THE EXERCISE
Retype all the entries word for word, but omit the pictures.
======== GIVEN RECORDS
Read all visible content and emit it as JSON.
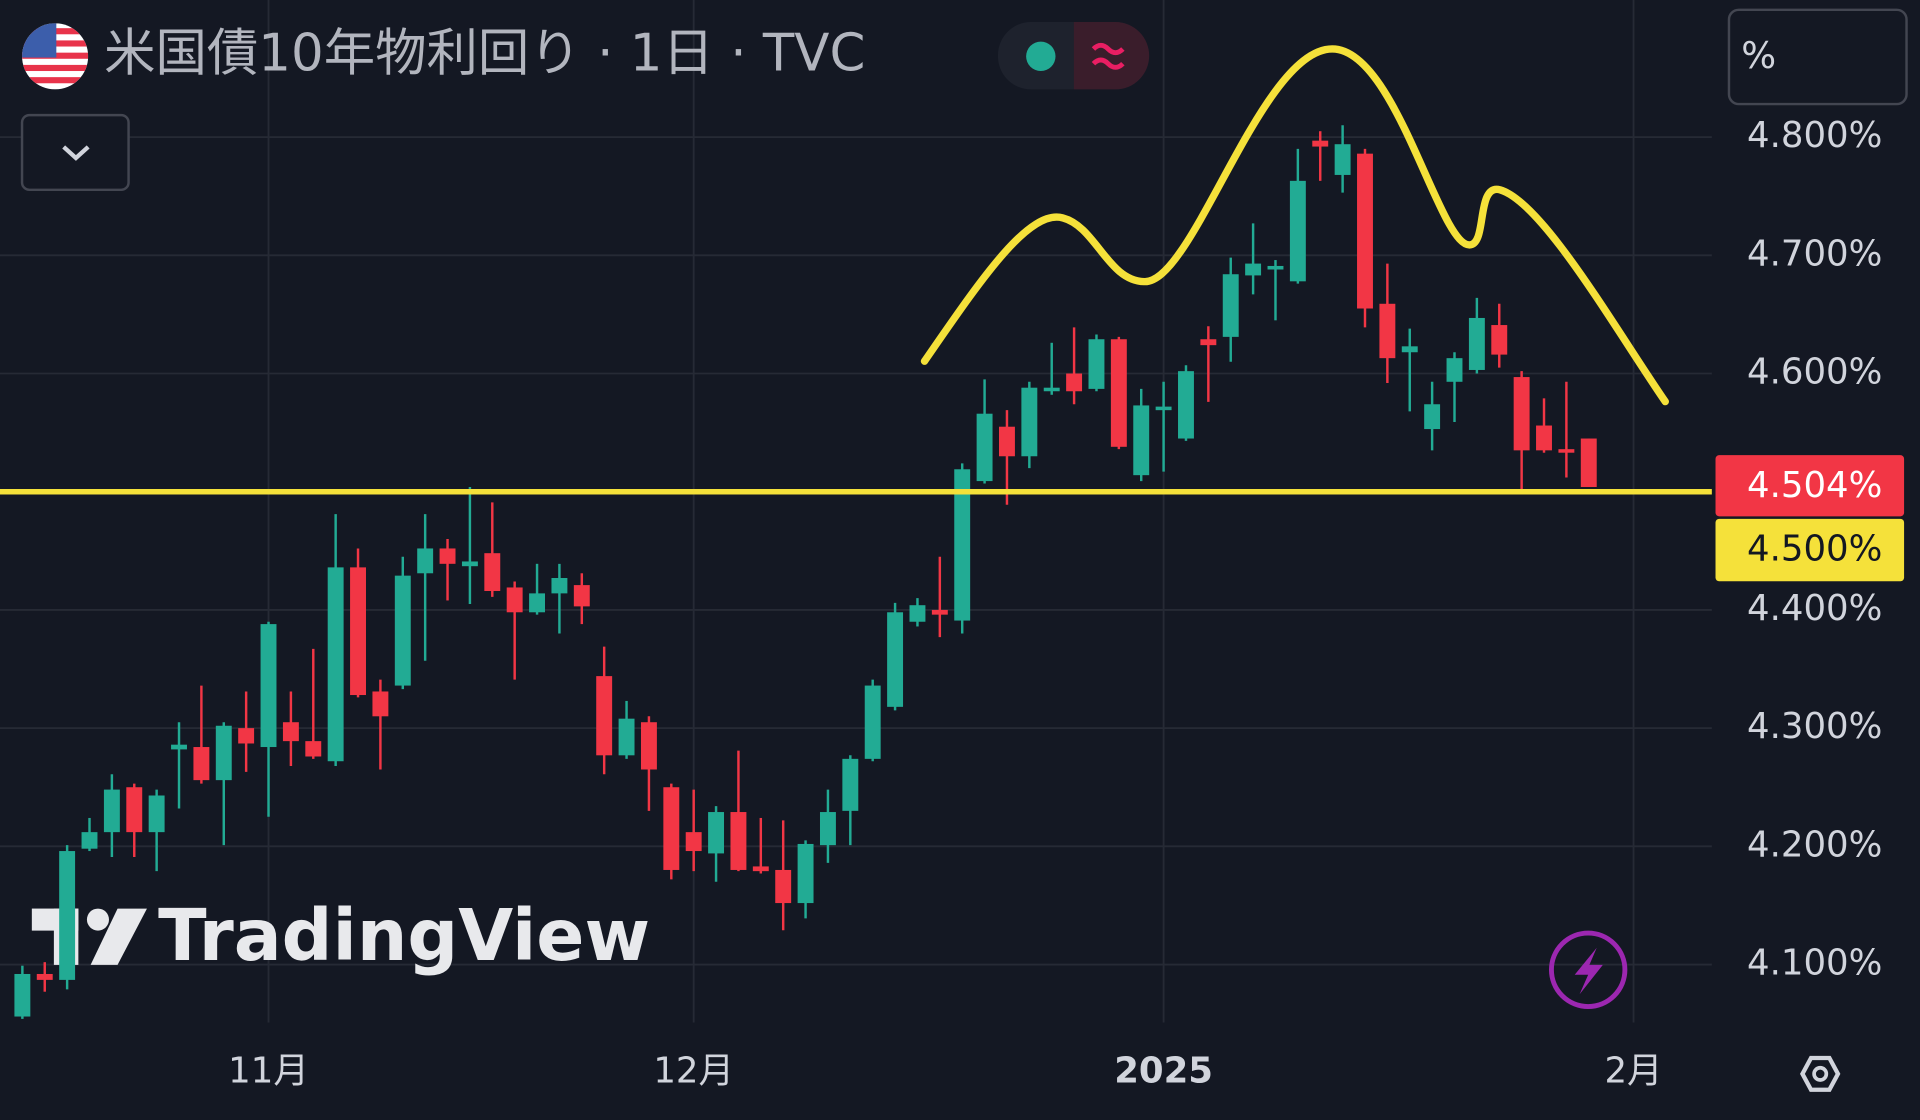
{
  "chart_data": {
    "type": "candlestick",
    "title": "米国債10年物利回り · 1日 · TVC",
    "watermark": "TradingView",
    "unit_button": "%",
    "up_color": "#22ab94",
    "down_color": "#f23645",
    "grid": true,
    "open": [
      4.056,
      4.092,
      4.087,
      4.198,
      4.212,
      4.25,
      4.212,
      4.282,
      4.284,
      4.256,
      4.3,
      4.284,
      4.305,
      4.289,
      4.272,
      4.436,
      4.331,
      4.336,
      4.431,
      4.452,
      4.437,
      4.448,
      4.419,
      4.398,
      4.414,
      4.421,
      4.344,
      4.277,
      4.305,
      4.25,
      4.212,
      4.194,
      4.229,
      4.183,
      4.18,
      4.152,
      4.201,
      4.23,
      4.274,
      4.318,
      4.39,
      4.4,
      4.391,
      4.509,
      4.555,
      4.53,
      4.585,
      4.6,
      4.587,
      4.629,
      4.514,
      4.569,
      4.545,
      4.629,
      4.631,
      4.683,
      4.688,
      4.678,
      4.797,
      4.768,
      4.786,
      4.659,
      4.618,
      4.553,
      4.593,
      4.603,
      4.641,
      4.597,
      4.556,
      4.536,
      4.545
    ],
    "high": [
      4.099,
      4.102,
      4.201,
      4.224,
      4.261,
      4.253,
      4.248,
      4.305,
      4.336,
      4.305,
      4.331,
      4.39,
      4.331,
      4.367,
      4.481,
      4.452,
      4.341,
      4.445,
      4.481,
      4.46,
      4.504,
      4.491,
      4.424,
      4.439,
      4.439,
      4.431,
      4.369,
      4.323,
      4.31,
      4.253,
      4.248,
      4.234,
      4.281,
      4.224,
      4.222,
      4.205,
      4.248,
      4.277,
      4.341,
      4.406,
      4.41,
      4.445,
      4.524,
      4.595,
      4.569,
      4.593,
      4.626,
      4.639,
      4.633,
      4.631,
      4.587,
      4.593,
      4.607,
      4.64,
      4.698,
      4.727,
      4.696,
      4.79,
      4.805,
      4.81,
      4.79,
      4.693,
      4.638,
      4.593,
      4.618,
      4.664,
      4.659,
      4.602,
      4.579,
      4.593,
      4.545
    ],
    "low": [
      4.054,
      4.077,
      4.079,
      4.196,
      4.191,
      4.191,
      4.179,
      4.232,
      4.253,
      4.201,
      4.263,
      4.225,
      4.268,
      4.274,
      4.268,
      4.326,
      4.265,
      4.333,
      4.357,
      4.408,
      4.405,
      4.411,
      4.341,
      4.396,
      4.38,
      4.388,
      4.261,
      4.274,
      4.23,
      4.172,
      4.179,
      4.17,
      4.179,
      4.177,
      4.129,
      4.139,
      4.186,
      4.201,
      4.272,
      4.315,
      4.386,
      4.377,
      4.38,
      4.507,
      4.489,
      4.52,
      4.582,
      4.574,
      4.585,
      4.536,
      4.509,
      4.517,
      4.543,
      4.576,
      4.61,
      4.667,
      4.645,
      4.676,
      4.763,
      4.753,
      4.639,
      4.592,
      4.568,
      4.535,
      4.559,
      4.6,
      4.605,
      4.502,
      4.533,
      4.512,
      4.504
    ],
    "close": [
      4.092,
      4.087,
      4.196,
      4.212,
      4.248,
      4.212,
      4.243,
      4.286,
      4.256,
      4.302,
      4.287,
      4.388,
      4.289,
      4.276,
      4.436,
      4.328,
      4.31,
      4.429,
      4.452,
      4.439,
      4.441,
      4.416,
      4.398,
      4.414,
      4.427,
      4.403,
      4.277,
      4.308,
      4.265,
      4.18,
      4.196,
      4.229,
      4.18,
      4.179,
      4.152,
      4.202,
      4.229,
      4.274,
      4.336,
      4.398,
      4.404,
      4.396,
      4.519,
      4.566,
      4.53,
      4.588,
      4.588,
      4.585,
      4.629,
      4.538,
      4.573,
      4.572,
      4.602,
      4.624,
      4.684,
      4.693,
      4.691,
      4.763,
      4.792,
      4.794,
      4.655,
      4.613,
      4.623,
      4.574,
      4.613,
      4.647,
      4.616,
      4.535,
      4.535,
      4.533,
      4.504
    ],
    "xlim": [
      -1,
      75.5
    ],
    "xticks": [
      {
        "value": 11,
        "label": "11月"
      },
      {
        "value": 30,
        "label": "12月"
      },
      {
        "value": 51,
        "label": "2025"
      },
      {
        "value": 72,
        "label": "2月"
      }
    ],
    "ylim": [
      4.051,
      4.916
    ],
    "yticks": [
      {
        "value": 4.1,
        "label": "4.100%"
      },
      {
        "value": 4.2,
        "label": "4.200%"
      },
      {
        "value": 4.3,
        "label": "4.300%"
      },
      {
        "value": 4.4,
        "label": "4.400%"
      },
      {
        "value": 4.6,
        "label": "4.600%"
      },
      {
        "value": 4.7,
        "label": "4.700%"
      },
      {
        "value": 4.8,
        "label": "4.800%"
      }
    ],
    "last_price": {
      "value": 4.504,
      "label": "4.504%",
      "color": "#f23645"
    },
    "hline": {
      "value": 4.5,
      "label": "4.500%",
      "color": "#f5e13a"
    }
  }
}
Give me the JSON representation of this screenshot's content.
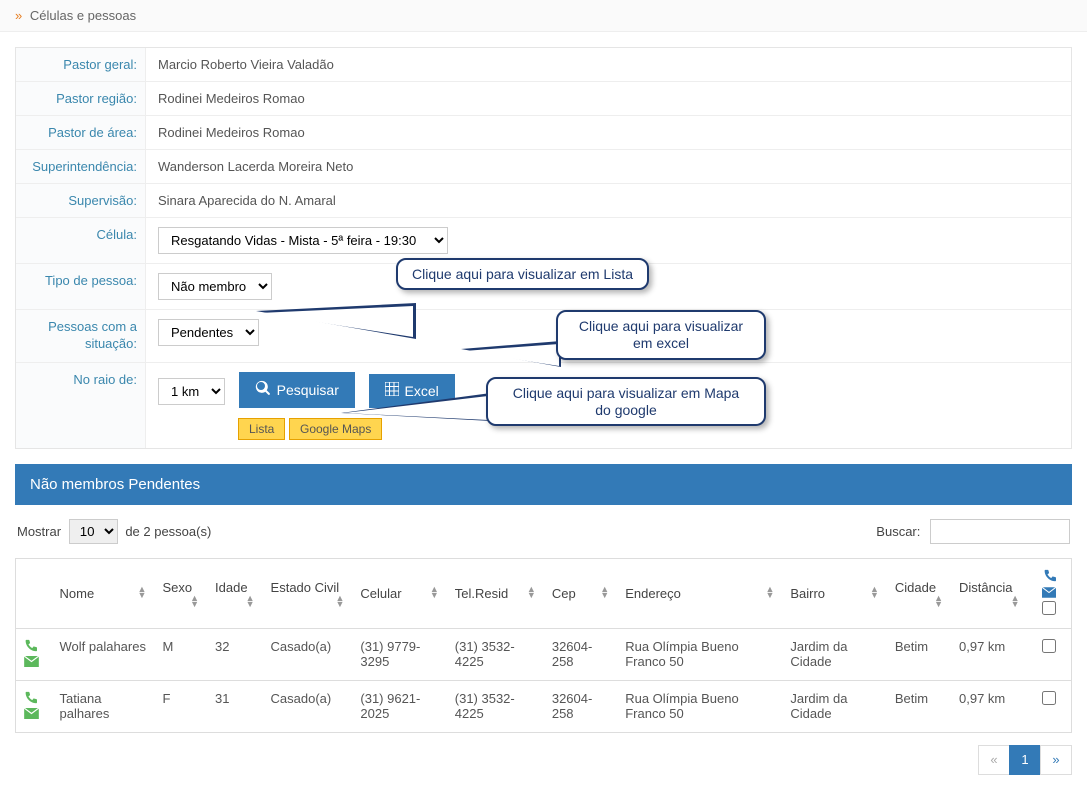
================
OUTPUT FOR THIS TASK
Read all visible content and emit it as JSON.
{
  "chart_data": {
    "type": "candlestick",
    "title": "米国債10年物利回り · 1日 · TVC",
    "watermark": "TradingView",
    "unit_button": "%",
    "up_color": "#22ab94",
    "down_color": "#f23645",
    "grid": true,
    "open": [
      4.056,
      4.092,
      4.087,
      4.198,
      4.212,
      4.25,
      4.212,
      4.282,
      4.284,
      4.256,
      4.3,
      4.284,
      4.305,
      4.289,
      4.272,
      4.436,
      4.331,
      4.336,
      4.431,
      4.452,
      4.437,
      4.448,
      4.419,
      4.398,
      4.414,
      4.421,
      4.344,
      4.277,
      4.305,
      4.25,
      4.212,
      4.194,
      4.229,
      4.183,
      4.18,
      4.152,
      4.201,
      4.23,
      4.274,
      4.318,
      4.39,
      4.4,
      4.391,
      4.509,
      4.555,
      4.53,
      4.585,
      4.6,
      4.587,
      4.629,
      4.514,
      4.569,
      4.545,
      4.629,
      4.631,
      4.683,
      4.688,
      4.678,
      4.797,
      4.768,
      4.786,
      4.659,
      4.618,
      4.553,
      4.593,
      4.603,
      4.641,
      4.597,
      4.556,
      4.536,
      4.545
    ],
    "high": [
      4.099,
      4.102,
      4.201,
      4.224,
      4.261,
      4.253,
      4.248,
      4.305,
      4.336,
      4.305,
      4.331,
      4.39,
      4.331,
      4.367,
      4.481,
      4.452,
      4.341,
      4.445,
      4.481,
      4.46,
      4.504,
      4.491,
      4.424,
      4.439,
      4.439,
      4.431,
      4.369,
      4.323,
      4.31,
      4.253,
      4.248,
      4.234,
      4.281,
      4.224,
      4.222,
      4.205,
      4.248,
      4.277,
      4.341,
      4.406,
      4.41,
      4.445,
      4.524,
      4.595,
      4.569,
      4.593,
      4.626,
      4.639,
      4.633,
      4.631,
      4.587,
      4.593,
      4.607,
      4.64,
      4.698,
      4.727,
      4.696,
      4.79,
      4.805,
      4.81,
      4.79,
      4.693,
      4.638,
      4.593,
      4.618,
      4.664,
      4.659,
      4.602,
      4.579,
      4.593,
      4.545
    ],
    "low": [
      4.054,
      4.077,
      4.079,
      4.196,
      4.191,
      4.191,
      4.179,
      4.232,
      4.253,
      4.201,
      4.263,
      4.225,
      4.268,
      4.274,
      4.268,
      4.326,
      4.265,
      4.333,
      4.357,
      4.408,
      4.405,
      4.411,
      4.341,
      4.396,
      4.38,
      4.388,
      4.261,
      4.274,
      4.23,
      4.172,
      4.179,
      4.17,
      4.179,
      4.177,
      4.129,
      4.139,
      4.186,
      4.201,
      4.272,
      4.315,
      4.386,
      4.377,
      4.38,
      4.507,
      4.489,
      4.52,
      4.582,
      4.574,
      4.585,
      4.536,
      4.509,
      4.517,
      4.543,
      4.576,
      4.61,
      4.667,
      4.645,
      4.676,
      4.763,
      4.753,
      4.639,
      4.592,
      4.568,
      4.535,
      4.559,
      4.6,
      4.605,
      4.502,
      4.533,
      4.512,
      4.504
    ],
    "close": [
      4.092,
      4.087,
      4.196,
      4.212,
      4.248,
      4.212,
      4.243,
      4.286,
      4.256,
      4.302,
      4.287,
      4.388,
      4.289,
      4.276,
      4.436,
      4.328,
      4.31,
      4.429,
      4.452,
      4.439,
      4.441,
      4.416,
      4.398,
      4.414,
      4.427,
      4.403,
      4.277,
      4.308,
      4.265,
      4.18,
      4.196,
      4.229,
      4.18,
      4.179,
      4.152,
      4.202,
      4.229,
      4.274,
      4.336,
      4.398,
      4.404,
      4.396,
      4.519,
      4.566,
      4.53,
      4.588,
      4.588,
      4.585,
      4.629,
      4.538,
      4.573,
      4.572,
      4.602,
      4.624,
      4.684,
      4.693,
      4.691,
      4.763,
      4.792,
      4.794,
      4.655,
      4.613,
      4.623,
      4.574,
      4.613,
      4.647,
      4.616,
      4.535,
      4.535,
      4.533,
      4.504
    ],
    "xlim": [
      -1,
      75.5
    ],
    "xticks": [
      {
        "value": 11,
        "label": "11月"
      },
      {
        "value": 30,
        "label": "12月"
      },
      {
        "value": 51,
        "label": "2025"
      },
      {
        "value": 72,
        "label": "2月"
      }
    ],
    "ylim": [
      4.051,
      4.916
    ],
    "yticks": [
      {
        "value": 4.1,
        "label": "4.100%"
      },
      {
        "value": 4.2,
        "label": "4.200%"
      },
      {
        "value": 4.3,
        "label": "4.300%"
      },
      {
        "value": 4.4,
        "label": "4.400%"
      },
      {
        "value": 4.6,
        "label": "4.600%"
      },
      {
        "value": 4.7,
        "label": "4.700%"
      },
      {
        "value": 4.8,
        "label": "4.800%"
      }
    ],
    "last_price": {
      "value": 4.504,
      "label": "4.504%",
      "color": "#f23645"
    },
    "hline": {
      "value": 4.5,
      "label": "4.500%",
      "color": "#f5e13a"
    }
  }
}
Give me the JSON representation of this screenshot's content.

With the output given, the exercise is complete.